Search the records for the word "ylabel" and report each line that has it.

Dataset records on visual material
┄┄┄┄┄┄
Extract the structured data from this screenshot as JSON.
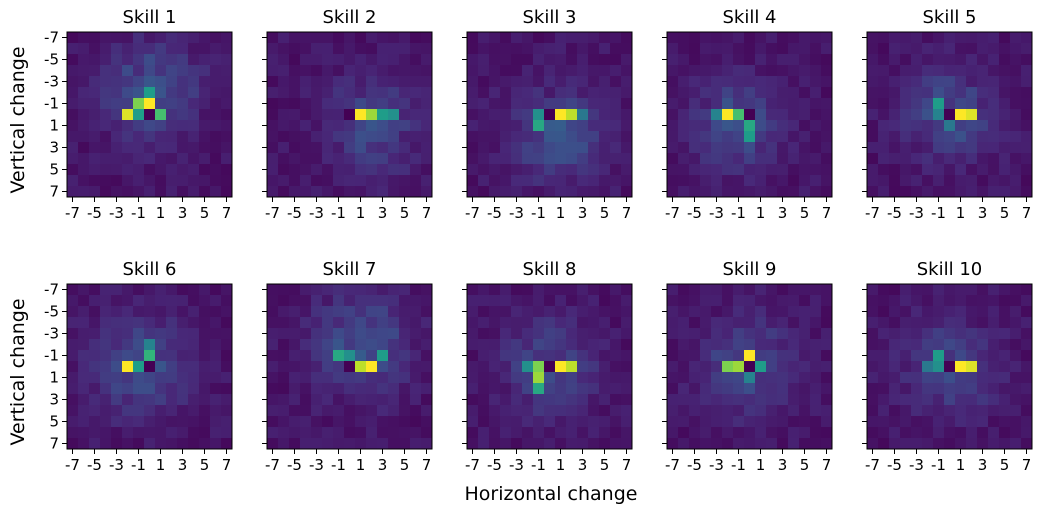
{
  "figure": {
    "xlabel": "Horizontal change",
    "ylabel": "Vertical change"
  },
  "chart_data": {
    "type": "heatmap",
    "title": "",
    "xlabel": "Horizontal change",
    "ylabel": "Vertical change",
    "x_ticks": [
      "-7",
      "-5",
      "-3",
      "-1",
      "1",
      "3",
      "5",
      "7"
    ],
    "y_ticks": [
      "-7",
      "-5",
      "-3",
      "-1",
      "1",
      "3",
      "5",
      "7"
    ],
    "grid_range": [
      -7,
      7
    ],
    "grid": false,
    "colormap": [
      "#440154",
      "#482878",
      "#3e4a89",
      "#31688e",
      "#26828e",
      "#1f9e89",
      "#35b779",
      "#6ece58",
      "#b5de2b",
      "#fde725"
    ],
    "value_range": [
      0,
      1
    ],
    "panels": [
      {
        "name": "Skill 1",
        "hotspots": [
          [
            0,
            -1,
            1.0,
            0.6
          ],
          [
            -2,
            0,
            0.95,
            0.6
          ],
          [
            -1,
            -1,
            0.8,
            0.6
          ],
          [
            1,
            0,
            0.7,
            0.6
          ],
          [
            0,
            -2,
            0.55,
            0.6
          ],
          [
            -1,
            0,
            0.55,
            0.6
          ],
          [
            0,
            0,
            0,
            0
          ]
        ],
        "spread": [
          0,
          -2,
          0.22,
          3.0
        ]
      },
      {
        "name": "Skill 2",
        "hotspots": [
          [
            1,
            0,
            1.0,
            0.6
          ],
          [
            2,
            0,
            0.85,
            0.6
          ],
          [
            3,
            0,
            0.55,
            0.6
          ],
          [
            4,
            0,
            0.5,
            0.6
          ],
          [
            0,
            0,
            0,
            0
          ]
        ],
        "spread": [
          2,
          1,
          0.2,
          2.8
        ]
      },
      {
        "name": "Skill 3",
        "hotspots": [
          [
            1,
            0,
            1.0,
            0.6
          ],
          [
            2,
            0,
            0.9,
            0.6
          ],
          [
            -1,
            1,
            0.6,
            0.6
          ],
          [
            -1,
            0,
            0.5,
            0.6
          ],
          [
            3,
            0,
            0.4,
            0.6
          ],
          [
            0,
            0,
            0,
            0
          ]
        ],
        "spread": [
          1,
          2,
          0.2,
          3.0
        ]
      },
      {
        "name": "Skill 4",
        "hotspots": [
          [
            -2,
            0,
            1.0,
            0.6
          ],
          [
            -1,
            0,
            0.7,
            0.6
          ],
          [
            0,
            1,
            0.6,
            0.6
          ],
          [
            0,
            2,
            0.55,
            0.6
          ],
          [
            -3,
            0,
            0.45,
            0.6
          ],
          [
            0,
            0,
            0,
            0
          ]
        ],
        "spread": [
          -1,
          1,
          0.2,
          2.8
        ]
      },
      {
        "name": "Skill 5",
        "hotspots": [
          [
            1,
            0,
            1.0,
            0.6
          ],
          [
            2,
            0,
            0.95,
            0.6
          ],
          [
            -1,
            -1,
            0.55,
            0.6
          ],
          [
            -1,
            0,
            0.45,
            0.6
          ],
          [
            0,
            1,
            0.4,
            0.6
          ],
          [
            0,
            0,
            0,
            0
          ]
        ],
        "spread": [
          0,
          0,
          0.2,
          2.8
        ]
      },
      {
        "name": "Skill 6",
        "hotspots": [
          [
            -2,
            0,
            1.0,
            0.6
          ],
          [
            0,
            -1,
            0.65,
            0.6
          ],
          [
            -1,
            0,
            0.55,
            0.6
          ],
          [
            0,
            -2,
            0.45,
            0.6
          ],
          [
            0,
            0,
            0,
            0
          ]
        ],
        "spread": [
          -1,
          0,
          0.2,
          3.0
        ]
      },
      {
        "name": "Skill 7",
        "hotspots": [
          [
            2,
            0,
            1.0,
            0.6
          ],
          [
            1,
            0,
            0.9,
            0.6
          ],
          [
            -1,
            -1,
            0.6,
            0.6
          ],
          [
            3,
            -1,
            0.55,
            0.6
          ],
          [
            0,
            -1,
            0.5,
            0.6
          ],
          [
            0,
            0,
            0,
            0
          ]
        ],
        "spread": [
          1,
          -2,
          0.22,
          3.0
        ]
      },
      {
        "name": "Skill 8",
        "hotspots": [
          [
            1,
            0,
            1.0,
            0.6
          ],
          [
            2,
            0,
            0.9,
            0.6
          ],
          [
            -1,
            1,
            0.85,
            0.6
          ],
          [
            -1,
            0,
            0.8,
            0.6
          ],
          [
            -1,
            2,
            0.6,
            0.6
          ],
          [
            -2,
            0,
            0.5,
            0.6
          ],
          [
            0,
            0,
            0,
            0
          ]
        ],
        "spread": [
          0,
          0,
          0.2,
          2.8
        ]
      },
      {
        "name": "Skill 9",
        "hotspots": [
          [
            0,
            -1,
            1.0,
            0.6
          ],
          [
            -1,
            0,
            0.85,
            0.6
          ],
          [
            -2,
            0,
            0.8,
            0.6
          ],
          [
            1,
            0,
            0.55,
            0.6
          ],
          [
            0,
            1,
            0.45,
            0.6
          ],
          [
            0,
            0,
            0,
            0
          ]
        ],
        "spread": [
          0,
          0,
          0.2,
          2.8
        ]
      },
      {
        "name": "Skill 10",
        "hotspots": [
          [
            1,
            0,
            1.0,
            0.6
          ],
          [
            2,
            0,
            0.95,
            0.6
          ],
          [
            -1,
            -1,
            0.55,
            0.6
          ],
          [
            -1,
            0,
            0.5,
            0.6
          ],
          [
            -2,
            0,
            0.4,
            0.6
          ],
          [
            0,
            0,
            0,
            0
          ]
        ],
        "spread": [
          0,
          0,
          0.2,
          2.8
        ]
      }
    ]
  }
}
┄┄┄┄┄┄
### Solution to the problem:
    "ylabel": "Vertical change"
    "ylabel": "Vertical change",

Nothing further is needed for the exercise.